→ PROBLEM: Write out every line below that includes the word "screenshot".

[BEGIN LISTED ENTRIES]

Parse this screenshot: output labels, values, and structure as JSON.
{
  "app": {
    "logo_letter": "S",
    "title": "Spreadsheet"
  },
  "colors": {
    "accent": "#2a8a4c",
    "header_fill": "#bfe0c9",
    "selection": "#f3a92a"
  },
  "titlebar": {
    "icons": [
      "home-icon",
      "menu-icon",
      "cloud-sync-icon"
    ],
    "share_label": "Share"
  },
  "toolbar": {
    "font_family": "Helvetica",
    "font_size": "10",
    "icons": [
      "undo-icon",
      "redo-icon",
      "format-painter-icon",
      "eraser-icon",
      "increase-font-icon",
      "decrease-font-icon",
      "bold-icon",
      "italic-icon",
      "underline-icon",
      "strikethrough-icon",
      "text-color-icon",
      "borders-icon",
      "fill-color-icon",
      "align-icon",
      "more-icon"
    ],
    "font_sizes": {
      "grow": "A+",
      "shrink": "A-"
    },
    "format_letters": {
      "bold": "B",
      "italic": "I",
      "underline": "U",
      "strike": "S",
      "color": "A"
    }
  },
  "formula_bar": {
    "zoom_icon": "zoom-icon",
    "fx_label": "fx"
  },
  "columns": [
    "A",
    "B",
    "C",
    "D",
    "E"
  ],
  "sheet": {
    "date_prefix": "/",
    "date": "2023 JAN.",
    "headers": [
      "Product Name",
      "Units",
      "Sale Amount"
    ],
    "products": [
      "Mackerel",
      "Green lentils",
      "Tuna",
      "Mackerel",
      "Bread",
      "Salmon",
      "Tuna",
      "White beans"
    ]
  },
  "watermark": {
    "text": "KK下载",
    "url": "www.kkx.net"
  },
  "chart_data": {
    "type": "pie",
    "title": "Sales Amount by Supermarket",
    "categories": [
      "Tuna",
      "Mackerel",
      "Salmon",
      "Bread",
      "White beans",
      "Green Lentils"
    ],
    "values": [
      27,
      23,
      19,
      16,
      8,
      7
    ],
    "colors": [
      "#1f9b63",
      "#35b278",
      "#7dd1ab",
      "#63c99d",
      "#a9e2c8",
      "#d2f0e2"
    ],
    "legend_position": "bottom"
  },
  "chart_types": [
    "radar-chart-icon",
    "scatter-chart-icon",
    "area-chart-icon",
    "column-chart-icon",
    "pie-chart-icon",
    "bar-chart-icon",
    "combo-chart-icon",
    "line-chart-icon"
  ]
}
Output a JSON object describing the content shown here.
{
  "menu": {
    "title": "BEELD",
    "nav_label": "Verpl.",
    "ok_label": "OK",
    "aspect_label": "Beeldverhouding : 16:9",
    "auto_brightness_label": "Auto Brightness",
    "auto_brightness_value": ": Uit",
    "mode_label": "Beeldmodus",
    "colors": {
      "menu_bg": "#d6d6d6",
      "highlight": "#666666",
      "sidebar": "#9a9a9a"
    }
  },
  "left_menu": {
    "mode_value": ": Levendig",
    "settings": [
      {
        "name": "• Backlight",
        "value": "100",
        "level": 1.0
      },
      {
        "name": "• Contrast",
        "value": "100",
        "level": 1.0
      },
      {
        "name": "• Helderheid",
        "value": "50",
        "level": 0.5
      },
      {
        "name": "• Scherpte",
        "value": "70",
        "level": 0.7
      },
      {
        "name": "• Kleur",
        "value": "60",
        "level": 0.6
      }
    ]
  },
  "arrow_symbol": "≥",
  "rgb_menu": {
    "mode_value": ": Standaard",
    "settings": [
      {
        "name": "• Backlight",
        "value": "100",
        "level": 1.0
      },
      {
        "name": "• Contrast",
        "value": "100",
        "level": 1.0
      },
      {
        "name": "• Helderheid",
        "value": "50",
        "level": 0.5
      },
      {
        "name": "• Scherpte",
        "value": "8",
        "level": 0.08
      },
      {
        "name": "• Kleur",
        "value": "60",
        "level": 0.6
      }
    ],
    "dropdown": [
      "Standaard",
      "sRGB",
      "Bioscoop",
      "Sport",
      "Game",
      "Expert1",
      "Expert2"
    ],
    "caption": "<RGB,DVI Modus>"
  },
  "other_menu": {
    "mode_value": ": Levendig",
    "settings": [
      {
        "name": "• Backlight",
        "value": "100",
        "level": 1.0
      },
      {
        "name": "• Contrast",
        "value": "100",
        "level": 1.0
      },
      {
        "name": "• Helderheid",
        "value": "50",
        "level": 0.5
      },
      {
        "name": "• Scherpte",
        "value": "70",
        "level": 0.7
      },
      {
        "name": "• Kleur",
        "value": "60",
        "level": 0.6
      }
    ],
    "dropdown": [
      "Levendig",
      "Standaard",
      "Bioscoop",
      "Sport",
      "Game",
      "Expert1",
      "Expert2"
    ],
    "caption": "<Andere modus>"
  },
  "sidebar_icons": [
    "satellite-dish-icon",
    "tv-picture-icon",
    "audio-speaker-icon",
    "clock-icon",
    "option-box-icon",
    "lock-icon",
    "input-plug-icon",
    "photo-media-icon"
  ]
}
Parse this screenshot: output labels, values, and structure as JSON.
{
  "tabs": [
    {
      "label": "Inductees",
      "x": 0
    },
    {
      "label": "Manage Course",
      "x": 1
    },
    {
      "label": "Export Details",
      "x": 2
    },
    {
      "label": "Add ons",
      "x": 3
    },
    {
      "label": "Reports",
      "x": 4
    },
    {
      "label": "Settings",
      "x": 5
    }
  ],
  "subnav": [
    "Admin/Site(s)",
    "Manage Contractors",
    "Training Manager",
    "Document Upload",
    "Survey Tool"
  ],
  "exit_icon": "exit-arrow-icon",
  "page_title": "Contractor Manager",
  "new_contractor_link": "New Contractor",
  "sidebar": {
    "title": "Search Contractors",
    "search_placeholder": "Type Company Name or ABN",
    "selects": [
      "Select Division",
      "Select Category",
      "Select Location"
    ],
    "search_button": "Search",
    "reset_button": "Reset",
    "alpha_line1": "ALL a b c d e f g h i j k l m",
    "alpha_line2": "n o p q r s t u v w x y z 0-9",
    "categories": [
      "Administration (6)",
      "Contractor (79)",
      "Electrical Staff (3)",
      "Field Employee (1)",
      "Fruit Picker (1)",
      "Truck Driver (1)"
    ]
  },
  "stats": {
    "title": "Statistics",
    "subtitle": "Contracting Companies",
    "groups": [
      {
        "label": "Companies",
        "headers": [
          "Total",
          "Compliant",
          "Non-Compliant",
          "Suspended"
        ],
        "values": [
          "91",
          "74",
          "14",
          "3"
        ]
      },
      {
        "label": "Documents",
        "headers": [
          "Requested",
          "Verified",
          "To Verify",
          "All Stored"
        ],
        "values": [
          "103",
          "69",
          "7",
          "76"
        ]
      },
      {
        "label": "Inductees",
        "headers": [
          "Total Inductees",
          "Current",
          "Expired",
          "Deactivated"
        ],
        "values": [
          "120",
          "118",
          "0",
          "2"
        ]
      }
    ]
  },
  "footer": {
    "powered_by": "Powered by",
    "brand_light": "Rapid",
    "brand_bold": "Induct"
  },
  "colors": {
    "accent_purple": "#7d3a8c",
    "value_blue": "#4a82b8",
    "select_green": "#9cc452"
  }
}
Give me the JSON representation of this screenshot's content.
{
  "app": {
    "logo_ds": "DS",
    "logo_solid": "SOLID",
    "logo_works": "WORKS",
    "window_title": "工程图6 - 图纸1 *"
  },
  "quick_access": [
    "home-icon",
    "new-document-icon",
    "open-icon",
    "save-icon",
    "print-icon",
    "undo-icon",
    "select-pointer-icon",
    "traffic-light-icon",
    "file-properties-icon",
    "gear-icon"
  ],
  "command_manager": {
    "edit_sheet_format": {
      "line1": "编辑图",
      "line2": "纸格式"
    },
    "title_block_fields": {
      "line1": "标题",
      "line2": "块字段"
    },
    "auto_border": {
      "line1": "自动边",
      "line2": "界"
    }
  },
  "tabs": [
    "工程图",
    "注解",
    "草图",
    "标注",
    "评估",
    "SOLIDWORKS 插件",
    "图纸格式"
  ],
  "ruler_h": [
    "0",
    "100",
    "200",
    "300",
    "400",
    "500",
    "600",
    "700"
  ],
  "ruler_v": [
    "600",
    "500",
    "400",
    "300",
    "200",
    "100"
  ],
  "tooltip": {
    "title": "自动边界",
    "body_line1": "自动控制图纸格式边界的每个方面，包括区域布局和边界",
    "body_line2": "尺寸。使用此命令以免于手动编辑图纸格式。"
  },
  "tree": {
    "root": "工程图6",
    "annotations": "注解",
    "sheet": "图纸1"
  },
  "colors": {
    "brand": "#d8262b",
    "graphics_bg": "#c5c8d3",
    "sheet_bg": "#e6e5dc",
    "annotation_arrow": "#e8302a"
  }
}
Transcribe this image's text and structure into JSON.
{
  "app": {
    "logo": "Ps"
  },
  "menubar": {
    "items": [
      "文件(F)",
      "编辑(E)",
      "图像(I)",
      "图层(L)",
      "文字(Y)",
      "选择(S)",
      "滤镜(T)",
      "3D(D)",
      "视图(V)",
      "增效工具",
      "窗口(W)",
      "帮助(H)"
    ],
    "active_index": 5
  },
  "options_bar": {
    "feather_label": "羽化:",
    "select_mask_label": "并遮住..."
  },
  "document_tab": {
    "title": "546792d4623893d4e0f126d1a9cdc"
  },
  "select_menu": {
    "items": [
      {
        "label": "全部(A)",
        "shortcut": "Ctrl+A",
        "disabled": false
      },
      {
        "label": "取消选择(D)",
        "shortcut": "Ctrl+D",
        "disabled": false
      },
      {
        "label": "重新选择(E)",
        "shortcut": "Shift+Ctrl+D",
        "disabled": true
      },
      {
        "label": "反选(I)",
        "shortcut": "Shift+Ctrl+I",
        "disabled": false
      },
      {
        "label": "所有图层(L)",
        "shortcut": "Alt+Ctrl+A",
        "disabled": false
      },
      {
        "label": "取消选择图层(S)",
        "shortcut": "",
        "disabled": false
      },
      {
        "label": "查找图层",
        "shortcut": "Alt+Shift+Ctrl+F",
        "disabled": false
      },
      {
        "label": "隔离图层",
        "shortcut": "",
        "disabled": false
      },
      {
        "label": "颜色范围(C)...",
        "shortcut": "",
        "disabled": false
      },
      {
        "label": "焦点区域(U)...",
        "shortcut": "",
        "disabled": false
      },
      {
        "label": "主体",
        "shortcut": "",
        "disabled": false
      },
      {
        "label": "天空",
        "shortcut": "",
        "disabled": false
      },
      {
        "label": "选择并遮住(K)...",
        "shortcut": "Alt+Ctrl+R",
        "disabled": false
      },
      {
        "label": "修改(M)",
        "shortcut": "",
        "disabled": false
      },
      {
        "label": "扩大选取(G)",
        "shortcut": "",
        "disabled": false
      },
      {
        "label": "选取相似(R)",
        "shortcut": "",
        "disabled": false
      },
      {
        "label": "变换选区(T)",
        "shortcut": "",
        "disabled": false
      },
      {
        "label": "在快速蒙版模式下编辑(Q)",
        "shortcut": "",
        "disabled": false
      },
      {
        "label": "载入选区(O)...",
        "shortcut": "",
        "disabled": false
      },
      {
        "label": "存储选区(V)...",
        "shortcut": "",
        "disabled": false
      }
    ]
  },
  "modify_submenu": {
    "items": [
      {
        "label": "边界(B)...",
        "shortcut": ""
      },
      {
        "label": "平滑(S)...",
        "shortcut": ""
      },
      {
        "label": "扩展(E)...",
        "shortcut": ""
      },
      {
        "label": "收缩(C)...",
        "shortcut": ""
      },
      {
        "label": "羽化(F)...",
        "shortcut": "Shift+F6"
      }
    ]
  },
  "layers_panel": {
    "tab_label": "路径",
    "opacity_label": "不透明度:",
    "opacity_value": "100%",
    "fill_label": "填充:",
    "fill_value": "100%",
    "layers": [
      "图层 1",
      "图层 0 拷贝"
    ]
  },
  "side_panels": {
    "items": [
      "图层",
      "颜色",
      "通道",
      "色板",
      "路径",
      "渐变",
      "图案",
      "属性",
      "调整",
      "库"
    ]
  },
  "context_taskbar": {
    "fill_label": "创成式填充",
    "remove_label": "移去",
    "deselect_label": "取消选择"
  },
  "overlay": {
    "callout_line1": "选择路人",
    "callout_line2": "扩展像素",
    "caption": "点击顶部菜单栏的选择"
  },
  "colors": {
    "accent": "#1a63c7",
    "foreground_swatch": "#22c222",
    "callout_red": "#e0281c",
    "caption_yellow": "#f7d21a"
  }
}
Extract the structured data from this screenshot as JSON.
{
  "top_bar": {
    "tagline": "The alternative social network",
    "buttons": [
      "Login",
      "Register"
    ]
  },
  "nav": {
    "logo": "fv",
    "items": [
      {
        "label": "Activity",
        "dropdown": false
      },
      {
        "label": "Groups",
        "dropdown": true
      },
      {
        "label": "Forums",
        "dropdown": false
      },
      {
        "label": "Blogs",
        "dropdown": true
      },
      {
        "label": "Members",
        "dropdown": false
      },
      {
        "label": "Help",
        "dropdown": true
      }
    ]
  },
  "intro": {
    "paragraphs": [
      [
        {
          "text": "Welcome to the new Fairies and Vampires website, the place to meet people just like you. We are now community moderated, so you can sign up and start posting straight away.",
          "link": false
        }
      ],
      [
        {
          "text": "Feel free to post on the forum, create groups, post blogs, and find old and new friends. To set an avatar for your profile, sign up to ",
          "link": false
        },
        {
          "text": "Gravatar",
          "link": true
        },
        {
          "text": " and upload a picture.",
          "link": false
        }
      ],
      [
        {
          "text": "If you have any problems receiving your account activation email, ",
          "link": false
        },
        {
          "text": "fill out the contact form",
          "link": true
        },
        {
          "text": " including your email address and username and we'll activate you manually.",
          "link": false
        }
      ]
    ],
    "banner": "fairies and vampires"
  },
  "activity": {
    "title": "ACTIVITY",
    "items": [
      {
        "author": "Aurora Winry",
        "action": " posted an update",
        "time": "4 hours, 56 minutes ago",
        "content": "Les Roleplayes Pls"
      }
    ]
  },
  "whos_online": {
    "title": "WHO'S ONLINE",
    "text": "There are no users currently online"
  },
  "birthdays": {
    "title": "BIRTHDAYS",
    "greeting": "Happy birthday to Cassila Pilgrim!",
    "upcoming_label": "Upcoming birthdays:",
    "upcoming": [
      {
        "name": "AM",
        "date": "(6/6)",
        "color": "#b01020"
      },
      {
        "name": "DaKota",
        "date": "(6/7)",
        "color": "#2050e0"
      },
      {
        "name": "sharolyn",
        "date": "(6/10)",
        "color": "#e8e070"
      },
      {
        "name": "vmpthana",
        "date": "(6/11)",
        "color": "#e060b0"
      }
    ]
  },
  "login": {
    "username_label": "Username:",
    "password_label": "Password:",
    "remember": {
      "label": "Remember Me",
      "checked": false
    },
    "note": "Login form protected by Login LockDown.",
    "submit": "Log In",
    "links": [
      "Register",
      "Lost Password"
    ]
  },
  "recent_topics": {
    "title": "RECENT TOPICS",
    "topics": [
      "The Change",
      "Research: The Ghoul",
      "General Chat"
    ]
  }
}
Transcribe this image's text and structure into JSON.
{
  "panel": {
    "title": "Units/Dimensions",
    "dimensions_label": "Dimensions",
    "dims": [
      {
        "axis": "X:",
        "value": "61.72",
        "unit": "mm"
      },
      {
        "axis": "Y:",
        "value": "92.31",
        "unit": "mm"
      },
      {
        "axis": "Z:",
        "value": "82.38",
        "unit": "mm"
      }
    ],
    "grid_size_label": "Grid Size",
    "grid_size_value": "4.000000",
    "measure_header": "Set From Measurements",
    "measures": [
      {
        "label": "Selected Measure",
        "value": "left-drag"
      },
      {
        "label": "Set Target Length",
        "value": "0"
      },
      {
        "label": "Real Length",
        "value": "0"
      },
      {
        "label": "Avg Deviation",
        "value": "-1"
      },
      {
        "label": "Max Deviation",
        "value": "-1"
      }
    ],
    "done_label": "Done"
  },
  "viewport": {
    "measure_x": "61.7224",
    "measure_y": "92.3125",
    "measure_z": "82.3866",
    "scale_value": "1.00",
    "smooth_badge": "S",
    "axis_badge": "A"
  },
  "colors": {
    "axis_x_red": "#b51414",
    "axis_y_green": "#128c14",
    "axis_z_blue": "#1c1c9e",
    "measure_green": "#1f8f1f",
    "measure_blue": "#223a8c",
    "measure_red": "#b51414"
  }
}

[END LISTED ENTRIES]

→ ANSWER FOR THE TASK:
Parse this screenshot: output labels, values, and structure as JSON.
Parse this screenshot: output labels, values, and structure as JSON.
Give me the JSON representation of this screenshot's content.
Extract the structured data from this screenshot as JSON.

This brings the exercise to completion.